Report how many lines contain the word "name", with no other text.

----- Dataset records -----

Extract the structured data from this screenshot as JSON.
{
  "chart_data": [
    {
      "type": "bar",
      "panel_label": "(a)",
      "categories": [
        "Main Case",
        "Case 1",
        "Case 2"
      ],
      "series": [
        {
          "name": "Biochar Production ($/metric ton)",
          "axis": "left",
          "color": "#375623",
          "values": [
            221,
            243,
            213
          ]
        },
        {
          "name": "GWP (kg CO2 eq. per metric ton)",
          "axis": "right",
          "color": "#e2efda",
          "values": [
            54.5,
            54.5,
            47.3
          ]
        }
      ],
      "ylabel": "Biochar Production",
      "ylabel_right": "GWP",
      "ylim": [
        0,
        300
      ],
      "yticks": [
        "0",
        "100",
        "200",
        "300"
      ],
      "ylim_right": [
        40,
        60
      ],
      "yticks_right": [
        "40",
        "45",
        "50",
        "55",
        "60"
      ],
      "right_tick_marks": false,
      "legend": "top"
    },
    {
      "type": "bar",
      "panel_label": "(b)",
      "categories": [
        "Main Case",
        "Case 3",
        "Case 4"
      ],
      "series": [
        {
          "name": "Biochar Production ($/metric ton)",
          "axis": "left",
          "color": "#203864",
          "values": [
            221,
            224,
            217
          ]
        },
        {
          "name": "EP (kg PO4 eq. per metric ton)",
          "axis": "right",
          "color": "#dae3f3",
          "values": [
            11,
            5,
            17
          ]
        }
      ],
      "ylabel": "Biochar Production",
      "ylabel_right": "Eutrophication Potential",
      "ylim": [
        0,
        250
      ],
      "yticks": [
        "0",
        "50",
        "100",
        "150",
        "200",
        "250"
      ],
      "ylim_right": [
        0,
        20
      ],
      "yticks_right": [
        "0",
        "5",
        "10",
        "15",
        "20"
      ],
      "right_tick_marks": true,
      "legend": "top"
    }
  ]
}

-----

Result for this task » 4